* WHAT IS EXPECTED
Please output exactly the run of lines that starts at the line with "What data populates" and ends at the last line of the records below.

* DATASET RECORDS
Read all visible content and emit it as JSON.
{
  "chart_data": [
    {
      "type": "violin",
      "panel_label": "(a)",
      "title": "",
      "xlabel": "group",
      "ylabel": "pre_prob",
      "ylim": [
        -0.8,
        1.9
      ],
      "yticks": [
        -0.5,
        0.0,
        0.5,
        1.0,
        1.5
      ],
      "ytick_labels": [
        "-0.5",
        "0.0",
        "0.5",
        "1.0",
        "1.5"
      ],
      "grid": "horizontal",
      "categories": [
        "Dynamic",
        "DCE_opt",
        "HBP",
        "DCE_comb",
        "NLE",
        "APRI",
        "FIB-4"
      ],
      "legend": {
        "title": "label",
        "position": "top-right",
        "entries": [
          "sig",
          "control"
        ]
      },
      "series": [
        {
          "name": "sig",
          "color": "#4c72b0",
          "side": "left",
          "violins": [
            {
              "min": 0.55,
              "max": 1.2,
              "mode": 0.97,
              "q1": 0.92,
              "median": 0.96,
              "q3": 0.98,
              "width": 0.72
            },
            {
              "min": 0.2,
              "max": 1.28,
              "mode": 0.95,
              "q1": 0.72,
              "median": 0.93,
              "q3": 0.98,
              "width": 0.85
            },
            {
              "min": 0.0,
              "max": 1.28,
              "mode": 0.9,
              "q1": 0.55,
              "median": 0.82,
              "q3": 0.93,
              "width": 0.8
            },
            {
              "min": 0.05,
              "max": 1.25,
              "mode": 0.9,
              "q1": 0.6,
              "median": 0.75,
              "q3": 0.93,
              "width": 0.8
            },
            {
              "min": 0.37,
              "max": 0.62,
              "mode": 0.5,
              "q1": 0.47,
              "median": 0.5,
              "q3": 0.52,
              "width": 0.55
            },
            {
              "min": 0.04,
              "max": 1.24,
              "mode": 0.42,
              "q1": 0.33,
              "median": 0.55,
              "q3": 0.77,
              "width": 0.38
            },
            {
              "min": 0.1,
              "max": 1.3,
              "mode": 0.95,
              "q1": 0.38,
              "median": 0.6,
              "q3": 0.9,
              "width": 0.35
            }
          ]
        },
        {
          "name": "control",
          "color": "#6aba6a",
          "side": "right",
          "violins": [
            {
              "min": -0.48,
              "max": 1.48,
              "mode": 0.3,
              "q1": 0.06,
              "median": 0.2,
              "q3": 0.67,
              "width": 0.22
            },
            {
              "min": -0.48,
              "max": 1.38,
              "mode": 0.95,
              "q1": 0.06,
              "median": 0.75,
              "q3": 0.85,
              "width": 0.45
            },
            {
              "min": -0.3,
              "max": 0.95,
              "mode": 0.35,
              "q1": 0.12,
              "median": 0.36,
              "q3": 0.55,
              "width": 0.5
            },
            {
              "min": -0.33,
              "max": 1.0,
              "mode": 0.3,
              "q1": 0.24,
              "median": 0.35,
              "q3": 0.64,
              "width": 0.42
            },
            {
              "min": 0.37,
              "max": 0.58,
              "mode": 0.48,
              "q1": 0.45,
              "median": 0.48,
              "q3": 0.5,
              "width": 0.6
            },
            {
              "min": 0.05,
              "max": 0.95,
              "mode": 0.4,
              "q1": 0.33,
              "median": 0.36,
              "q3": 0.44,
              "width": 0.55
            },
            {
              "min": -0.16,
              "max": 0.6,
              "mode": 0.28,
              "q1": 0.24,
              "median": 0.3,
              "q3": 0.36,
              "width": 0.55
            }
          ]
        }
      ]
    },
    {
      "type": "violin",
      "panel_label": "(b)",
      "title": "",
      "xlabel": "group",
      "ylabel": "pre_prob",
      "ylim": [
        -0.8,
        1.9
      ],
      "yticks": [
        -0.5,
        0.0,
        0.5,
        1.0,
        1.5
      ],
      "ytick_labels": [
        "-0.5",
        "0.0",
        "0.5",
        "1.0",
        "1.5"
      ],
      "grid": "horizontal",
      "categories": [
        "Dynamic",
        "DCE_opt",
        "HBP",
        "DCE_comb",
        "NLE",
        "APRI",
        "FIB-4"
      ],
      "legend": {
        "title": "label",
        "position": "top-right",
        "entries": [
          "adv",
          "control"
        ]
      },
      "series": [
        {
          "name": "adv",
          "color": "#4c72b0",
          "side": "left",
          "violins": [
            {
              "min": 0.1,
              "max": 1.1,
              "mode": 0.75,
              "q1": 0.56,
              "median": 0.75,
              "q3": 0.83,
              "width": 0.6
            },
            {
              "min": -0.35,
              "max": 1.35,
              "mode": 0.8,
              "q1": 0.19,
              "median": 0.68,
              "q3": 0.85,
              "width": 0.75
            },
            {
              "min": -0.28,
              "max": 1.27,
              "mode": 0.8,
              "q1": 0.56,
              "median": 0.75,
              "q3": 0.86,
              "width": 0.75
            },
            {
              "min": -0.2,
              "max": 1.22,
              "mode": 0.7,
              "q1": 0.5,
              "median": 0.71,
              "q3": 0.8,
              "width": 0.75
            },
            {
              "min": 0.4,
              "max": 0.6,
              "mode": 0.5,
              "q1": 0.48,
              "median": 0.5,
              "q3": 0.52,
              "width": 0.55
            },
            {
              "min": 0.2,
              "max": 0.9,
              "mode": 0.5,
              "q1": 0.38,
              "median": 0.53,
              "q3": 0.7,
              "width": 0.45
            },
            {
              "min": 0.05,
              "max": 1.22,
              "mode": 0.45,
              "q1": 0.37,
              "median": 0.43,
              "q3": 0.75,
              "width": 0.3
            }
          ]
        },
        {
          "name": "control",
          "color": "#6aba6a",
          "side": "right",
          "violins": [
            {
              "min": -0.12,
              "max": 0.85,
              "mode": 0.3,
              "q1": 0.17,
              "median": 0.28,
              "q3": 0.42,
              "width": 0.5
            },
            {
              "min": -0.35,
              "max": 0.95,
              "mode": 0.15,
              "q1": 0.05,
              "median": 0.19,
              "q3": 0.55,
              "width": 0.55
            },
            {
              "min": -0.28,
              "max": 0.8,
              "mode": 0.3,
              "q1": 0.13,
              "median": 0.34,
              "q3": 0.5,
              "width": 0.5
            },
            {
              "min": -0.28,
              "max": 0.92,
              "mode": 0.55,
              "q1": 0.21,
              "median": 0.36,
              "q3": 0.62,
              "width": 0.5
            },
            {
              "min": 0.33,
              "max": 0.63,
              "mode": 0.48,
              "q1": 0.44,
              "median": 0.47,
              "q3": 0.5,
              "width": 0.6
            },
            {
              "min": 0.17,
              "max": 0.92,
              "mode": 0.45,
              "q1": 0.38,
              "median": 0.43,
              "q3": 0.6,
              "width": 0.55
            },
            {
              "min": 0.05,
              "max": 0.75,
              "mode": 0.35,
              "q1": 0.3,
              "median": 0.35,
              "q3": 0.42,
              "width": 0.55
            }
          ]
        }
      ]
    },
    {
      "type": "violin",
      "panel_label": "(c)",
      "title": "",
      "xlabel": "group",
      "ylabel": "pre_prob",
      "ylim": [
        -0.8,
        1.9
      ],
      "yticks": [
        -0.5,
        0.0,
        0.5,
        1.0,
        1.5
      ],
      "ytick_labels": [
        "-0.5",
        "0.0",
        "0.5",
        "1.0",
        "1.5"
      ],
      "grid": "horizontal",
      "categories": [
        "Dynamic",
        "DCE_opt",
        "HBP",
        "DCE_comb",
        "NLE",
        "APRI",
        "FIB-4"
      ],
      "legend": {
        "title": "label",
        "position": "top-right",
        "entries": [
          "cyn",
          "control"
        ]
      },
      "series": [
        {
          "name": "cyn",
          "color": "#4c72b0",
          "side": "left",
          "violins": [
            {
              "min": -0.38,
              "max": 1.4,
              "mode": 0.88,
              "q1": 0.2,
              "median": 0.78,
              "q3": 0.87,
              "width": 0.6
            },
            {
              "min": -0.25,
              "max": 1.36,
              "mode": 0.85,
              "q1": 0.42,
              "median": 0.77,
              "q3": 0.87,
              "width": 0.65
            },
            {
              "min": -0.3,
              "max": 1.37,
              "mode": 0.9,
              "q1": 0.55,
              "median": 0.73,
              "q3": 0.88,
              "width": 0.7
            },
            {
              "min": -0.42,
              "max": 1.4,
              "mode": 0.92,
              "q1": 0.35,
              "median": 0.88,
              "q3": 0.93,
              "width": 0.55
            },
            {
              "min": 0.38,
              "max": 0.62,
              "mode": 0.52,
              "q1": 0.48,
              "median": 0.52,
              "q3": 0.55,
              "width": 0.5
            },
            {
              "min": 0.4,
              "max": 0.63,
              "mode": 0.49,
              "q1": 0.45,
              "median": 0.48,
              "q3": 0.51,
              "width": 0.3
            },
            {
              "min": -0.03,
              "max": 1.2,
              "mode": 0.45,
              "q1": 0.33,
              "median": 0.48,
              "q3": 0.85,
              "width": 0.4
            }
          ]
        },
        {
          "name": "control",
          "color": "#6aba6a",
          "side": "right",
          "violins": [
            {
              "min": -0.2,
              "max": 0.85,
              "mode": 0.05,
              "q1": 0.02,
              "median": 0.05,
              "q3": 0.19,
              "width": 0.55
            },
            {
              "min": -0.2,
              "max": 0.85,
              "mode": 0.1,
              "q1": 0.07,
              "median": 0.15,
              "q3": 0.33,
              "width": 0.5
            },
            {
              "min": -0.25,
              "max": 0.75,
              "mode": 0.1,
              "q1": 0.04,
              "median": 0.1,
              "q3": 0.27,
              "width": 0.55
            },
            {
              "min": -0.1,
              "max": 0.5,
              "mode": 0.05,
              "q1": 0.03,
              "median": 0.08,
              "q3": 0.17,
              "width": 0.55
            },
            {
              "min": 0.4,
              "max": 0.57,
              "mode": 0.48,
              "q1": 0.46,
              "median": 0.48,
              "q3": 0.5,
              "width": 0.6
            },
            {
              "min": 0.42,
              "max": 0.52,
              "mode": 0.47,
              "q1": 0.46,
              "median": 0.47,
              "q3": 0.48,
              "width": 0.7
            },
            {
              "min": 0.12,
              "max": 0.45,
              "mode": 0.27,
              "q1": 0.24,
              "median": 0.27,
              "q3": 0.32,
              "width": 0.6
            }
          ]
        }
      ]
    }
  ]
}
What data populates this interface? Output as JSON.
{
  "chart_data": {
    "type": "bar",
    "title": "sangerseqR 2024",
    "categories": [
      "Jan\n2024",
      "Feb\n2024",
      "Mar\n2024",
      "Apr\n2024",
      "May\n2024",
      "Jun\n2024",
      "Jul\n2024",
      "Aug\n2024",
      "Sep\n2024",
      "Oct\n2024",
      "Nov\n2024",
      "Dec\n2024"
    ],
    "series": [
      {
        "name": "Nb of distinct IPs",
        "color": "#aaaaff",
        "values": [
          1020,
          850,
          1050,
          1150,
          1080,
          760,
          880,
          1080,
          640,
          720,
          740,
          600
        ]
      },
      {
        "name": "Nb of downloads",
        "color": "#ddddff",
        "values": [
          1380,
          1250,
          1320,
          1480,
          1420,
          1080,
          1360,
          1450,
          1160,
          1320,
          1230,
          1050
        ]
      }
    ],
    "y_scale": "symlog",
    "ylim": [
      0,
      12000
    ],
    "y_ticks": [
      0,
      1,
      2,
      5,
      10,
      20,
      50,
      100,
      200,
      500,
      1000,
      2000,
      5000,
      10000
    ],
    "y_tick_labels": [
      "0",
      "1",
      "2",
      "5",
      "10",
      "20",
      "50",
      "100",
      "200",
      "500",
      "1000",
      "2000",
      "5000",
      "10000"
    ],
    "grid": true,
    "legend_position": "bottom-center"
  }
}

* EXPECTED ANSWER
What data populates this interface? Output as JSON.
{
  "chart_data": {
    "type": "bar",
    "title": "sangerseqR 2024",
    "categories": [
      "Jan\n2024",
      "Feb\n2024",
      "Mar\n2024",
      "Apr\n2024",
      "May\n2024",
      "Jun\n2024",
      "Jul\n2024",
      "Aug\n2024",
      "Sep\n2024",
      "Oct\n2024",
      "Nov\n2024",
      "Dec\n2024"
    ],
    "series": [
      {
        "name": "Nb of distinct IPs",
        "color": "#aaaaff",
        "values": [
          1020,
          850,
          1050,
          1150,
          1080,
          760,
          880,
          1080,
          640,
          720,
          740,
          600
        ]
      },
      {
        "name": "Nb of downloads",
        "color": "#ddddff",
        "values": [
          1380,
          1250,
          1320,
          1480,
          1420,
          1080,
          1360,
          1450,
          1160,
          1320,
          1230,
          1050
        ]
      }
    ],
    "y_scale": "symlog",
    "ylim": [
      0,
      12000
    ],
    "y_ticks": [
      0,
      1,
      2,
      5,
      10,
      20,
      50,
      100,
      200,
      500,
      1000,
      2000,
      5000,
      10000
    ],
    "y_tick_labels": [
      "0",
      "1",
      "2",
      "5",
      "10",
      "20",
      "50",
      "100",
      "200",
      "500",
      "1000",
      "2000",
      "5000",
      "10000"
    ],
    "grid": true,
    "legend_position": "bottom-center"
  }
}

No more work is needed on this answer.